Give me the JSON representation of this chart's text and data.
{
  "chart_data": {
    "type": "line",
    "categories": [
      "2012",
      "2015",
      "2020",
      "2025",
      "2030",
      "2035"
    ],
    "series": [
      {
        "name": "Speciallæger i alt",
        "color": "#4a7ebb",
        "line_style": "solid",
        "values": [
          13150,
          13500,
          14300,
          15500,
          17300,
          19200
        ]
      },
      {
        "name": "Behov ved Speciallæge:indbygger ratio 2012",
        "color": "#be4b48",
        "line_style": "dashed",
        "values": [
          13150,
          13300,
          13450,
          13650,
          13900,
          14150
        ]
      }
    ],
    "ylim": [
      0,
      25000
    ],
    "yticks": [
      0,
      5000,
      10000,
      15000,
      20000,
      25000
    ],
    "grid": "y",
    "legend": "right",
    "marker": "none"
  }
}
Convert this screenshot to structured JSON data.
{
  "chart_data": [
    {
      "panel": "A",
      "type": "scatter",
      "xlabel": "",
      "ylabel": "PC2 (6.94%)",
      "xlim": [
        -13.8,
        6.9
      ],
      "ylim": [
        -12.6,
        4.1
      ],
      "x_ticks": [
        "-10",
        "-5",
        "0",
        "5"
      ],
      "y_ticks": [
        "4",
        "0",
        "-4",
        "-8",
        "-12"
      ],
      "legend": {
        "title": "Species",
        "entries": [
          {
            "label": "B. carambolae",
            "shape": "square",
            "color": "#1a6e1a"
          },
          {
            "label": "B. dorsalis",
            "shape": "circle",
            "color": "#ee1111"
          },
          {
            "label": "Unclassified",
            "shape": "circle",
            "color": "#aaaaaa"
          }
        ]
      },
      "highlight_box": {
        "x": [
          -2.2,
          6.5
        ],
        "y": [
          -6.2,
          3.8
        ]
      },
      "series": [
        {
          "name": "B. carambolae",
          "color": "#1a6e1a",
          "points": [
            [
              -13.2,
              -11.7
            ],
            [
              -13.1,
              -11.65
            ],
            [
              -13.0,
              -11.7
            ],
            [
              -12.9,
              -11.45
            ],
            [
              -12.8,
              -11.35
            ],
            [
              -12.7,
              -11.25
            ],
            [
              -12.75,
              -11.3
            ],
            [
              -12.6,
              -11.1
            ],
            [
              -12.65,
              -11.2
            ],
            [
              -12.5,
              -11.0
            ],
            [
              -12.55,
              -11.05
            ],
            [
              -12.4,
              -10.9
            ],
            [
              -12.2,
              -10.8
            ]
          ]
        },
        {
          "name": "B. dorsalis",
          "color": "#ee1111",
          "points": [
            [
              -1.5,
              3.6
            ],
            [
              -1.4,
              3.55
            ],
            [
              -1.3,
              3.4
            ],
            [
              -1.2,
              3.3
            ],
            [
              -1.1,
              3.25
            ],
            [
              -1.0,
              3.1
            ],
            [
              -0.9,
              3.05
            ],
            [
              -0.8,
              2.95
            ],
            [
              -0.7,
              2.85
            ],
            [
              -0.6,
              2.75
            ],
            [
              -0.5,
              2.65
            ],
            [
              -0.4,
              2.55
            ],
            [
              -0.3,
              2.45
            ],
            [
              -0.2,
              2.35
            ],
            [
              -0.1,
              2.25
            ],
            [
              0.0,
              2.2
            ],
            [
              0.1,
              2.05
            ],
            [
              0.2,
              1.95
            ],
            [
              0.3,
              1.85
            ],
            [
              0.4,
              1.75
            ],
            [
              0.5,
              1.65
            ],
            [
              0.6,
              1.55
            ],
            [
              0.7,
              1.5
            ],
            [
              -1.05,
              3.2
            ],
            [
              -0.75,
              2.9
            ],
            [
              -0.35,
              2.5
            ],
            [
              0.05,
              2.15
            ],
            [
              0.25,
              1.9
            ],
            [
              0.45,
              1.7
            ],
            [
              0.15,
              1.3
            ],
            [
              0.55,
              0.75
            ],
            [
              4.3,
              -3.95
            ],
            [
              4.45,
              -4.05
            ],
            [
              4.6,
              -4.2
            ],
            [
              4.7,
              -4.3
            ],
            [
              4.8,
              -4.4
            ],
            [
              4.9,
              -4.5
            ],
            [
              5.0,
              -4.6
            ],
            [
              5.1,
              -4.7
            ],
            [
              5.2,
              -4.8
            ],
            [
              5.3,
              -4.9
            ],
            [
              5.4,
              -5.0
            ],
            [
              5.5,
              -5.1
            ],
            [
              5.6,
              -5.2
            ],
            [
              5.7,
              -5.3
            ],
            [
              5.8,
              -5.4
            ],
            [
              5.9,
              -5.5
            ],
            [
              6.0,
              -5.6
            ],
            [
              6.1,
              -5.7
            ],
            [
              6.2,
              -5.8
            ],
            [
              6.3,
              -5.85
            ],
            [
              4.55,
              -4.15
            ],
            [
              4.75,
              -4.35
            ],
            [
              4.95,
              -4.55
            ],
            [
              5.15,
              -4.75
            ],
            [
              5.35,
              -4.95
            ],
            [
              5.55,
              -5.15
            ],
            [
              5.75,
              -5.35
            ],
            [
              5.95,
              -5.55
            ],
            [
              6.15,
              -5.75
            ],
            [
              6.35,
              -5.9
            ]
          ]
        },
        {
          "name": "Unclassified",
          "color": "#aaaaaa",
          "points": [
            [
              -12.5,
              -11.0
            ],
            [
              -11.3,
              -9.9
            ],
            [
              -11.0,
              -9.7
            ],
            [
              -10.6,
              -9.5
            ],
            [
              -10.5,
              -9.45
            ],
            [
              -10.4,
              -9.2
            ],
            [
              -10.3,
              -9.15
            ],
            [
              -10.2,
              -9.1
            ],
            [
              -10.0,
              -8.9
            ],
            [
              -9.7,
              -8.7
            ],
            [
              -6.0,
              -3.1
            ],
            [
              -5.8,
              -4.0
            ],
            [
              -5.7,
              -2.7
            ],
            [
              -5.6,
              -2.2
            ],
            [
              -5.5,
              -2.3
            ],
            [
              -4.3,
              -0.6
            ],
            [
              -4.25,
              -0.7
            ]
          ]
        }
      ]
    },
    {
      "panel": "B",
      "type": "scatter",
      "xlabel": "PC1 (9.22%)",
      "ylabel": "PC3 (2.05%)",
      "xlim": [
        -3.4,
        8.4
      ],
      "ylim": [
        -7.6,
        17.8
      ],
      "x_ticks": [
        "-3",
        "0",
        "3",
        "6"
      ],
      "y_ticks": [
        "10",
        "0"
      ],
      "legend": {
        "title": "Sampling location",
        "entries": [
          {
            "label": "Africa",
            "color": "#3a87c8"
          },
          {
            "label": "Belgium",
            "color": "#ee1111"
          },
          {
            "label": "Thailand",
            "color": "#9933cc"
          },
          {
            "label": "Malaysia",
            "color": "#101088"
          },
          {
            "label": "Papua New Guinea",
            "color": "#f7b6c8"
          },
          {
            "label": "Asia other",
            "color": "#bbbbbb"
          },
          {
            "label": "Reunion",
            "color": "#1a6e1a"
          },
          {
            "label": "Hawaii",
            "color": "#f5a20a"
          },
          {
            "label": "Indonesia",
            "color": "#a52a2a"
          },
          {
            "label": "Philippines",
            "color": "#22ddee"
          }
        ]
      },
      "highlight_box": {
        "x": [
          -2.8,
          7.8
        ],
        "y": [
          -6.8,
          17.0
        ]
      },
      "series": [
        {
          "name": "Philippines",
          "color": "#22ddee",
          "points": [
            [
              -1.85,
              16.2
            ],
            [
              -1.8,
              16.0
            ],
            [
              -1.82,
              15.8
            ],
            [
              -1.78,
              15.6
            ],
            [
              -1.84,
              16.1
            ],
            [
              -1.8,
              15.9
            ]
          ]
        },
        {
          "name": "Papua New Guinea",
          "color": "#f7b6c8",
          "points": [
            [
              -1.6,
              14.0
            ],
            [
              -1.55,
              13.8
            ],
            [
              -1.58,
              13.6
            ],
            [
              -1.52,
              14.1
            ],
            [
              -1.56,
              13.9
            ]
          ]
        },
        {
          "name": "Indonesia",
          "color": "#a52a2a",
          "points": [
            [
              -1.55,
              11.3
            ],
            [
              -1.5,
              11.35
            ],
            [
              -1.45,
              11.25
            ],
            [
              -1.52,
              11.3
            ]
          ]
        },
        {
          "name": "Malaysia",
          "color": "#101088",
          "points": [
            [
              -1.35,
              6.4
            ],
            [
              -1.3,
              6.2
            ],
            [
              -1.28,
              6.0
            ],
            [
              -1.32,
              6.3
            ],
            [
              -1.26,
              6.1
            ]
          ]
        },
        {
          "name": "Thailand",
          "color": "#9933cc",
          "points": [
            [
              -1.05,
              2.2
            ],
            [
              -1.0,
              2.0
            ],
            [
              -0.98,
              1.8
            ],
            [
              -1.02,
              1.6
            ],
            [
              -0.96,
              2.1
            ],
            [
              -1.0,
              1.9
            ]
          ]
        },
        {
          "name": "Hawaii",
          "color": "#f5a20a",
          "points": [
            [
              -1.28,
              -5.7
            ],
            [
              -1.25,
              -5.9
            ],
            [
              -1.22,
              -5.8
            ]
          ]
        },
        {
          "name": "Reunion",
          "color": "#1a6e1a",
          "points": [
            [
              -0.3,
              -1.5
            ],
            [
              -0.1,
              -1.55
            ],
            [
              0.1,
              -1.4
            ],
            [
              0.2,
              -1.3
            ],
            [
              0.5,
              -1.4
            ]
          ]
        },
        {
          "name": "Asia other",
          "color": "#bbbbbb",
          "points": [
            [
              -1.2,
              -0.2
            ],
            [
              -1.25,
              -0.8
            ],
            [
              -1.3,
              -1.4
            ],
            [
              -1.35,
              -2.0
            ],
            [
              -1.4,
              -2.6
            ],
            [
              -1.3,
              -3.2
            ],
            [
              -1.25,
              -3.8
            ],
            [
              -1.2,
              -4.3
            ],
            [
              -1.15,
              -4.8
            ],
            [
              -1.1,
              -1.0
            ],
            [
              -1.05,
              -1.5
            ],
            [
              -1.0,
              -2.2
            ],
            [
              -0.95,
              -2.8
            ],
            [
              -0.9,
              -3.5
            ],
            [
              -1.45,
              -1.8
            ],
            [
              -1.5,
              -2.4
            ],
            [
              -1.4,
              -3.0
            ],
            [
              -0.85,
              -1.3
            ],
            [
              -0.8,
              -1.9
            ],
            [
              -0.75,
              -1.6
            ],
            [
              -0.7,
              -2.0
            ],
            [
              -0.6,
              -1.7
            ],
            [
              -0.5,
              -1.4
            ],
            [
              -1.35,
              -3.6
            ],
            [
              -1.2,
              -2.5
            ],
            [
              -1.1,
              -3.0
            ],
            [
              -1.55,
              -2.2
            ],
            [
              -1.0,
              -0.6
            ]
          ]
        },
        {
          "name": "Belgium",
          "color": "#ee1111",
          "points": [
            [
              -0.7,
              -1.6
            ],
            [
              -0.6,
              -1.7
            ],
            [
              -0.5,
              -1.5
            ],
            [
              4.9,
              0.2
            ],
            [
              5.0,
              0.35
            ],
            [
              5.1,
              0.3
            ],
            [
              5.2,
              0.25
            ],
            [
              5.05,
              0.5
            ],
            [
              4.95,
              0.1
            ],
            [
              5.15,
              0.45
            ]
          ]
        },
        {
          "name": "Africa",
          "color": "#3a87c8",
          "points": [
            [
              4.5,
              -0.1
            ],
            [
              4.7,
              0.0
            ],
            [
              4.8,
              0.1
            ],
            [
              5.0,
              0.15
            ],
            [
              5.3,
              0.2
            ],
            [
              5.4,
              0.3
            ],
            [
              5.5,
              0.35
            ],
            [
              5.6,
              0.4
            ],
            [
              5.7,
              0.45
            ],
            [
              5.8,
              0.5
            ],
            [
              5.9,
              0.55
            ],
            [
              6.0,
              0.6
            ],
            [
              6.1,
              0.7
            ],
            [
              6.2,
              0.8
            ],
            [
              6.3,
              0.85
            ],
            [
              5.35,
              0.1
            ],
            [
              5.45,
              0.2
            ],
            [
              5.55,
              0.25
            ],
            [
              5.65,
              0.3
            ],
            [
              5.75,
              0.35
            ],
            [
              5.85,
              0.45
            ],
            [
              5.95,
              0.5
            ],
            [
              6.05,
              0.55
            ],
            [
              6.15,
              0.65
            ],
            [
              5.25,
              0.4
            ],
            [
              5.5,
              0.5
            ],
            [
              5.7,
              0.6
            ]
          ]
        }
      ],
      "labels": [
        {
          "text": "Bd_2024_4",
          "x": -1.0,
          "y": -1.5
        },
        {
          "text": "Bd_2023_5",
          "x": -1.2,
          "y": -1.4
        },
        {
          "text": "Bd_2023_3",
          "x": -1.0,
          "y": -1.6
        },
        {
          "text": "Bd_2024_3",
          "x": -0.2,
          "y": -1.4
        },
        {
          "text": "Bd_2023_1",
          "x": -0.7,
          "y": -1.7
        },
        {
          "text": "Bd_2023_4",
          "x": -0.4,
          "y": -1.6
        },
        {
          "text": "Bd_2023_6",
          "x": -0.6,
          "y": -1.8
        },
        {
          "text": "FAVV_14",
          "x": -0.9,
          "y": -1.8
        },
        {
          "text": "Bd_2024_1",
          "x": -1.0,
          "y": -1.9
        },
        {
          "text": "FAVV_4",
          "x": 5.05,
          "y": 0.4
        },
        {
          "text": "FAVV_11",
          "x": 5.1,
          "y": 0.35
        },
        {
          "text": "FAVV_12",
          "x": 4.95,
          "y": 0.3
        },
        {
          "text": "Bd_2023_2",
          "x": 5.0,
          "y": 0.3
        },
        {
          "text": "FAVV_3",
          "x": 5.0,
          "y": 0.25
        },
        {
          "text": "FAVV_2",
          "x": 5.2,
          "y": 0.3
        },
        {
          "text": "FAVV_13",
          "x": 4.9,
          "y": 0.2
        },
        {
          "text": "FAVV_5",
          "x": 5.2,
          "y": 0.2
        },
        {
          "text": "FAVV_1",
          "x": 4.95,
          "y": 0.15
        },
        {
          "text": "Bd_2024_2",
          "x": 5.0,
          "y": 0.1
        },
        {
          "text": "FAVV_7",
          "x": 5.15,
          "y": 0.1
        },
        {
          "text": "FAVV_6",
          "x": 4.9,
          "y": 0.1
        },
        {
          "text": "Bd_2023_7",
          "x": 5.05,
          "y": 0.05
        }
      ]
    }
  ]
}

---+---

▶ _JOB_
Within the entries above, report how many lines include "title", and keep the answer to the number.

▶ _RESPONSE_
2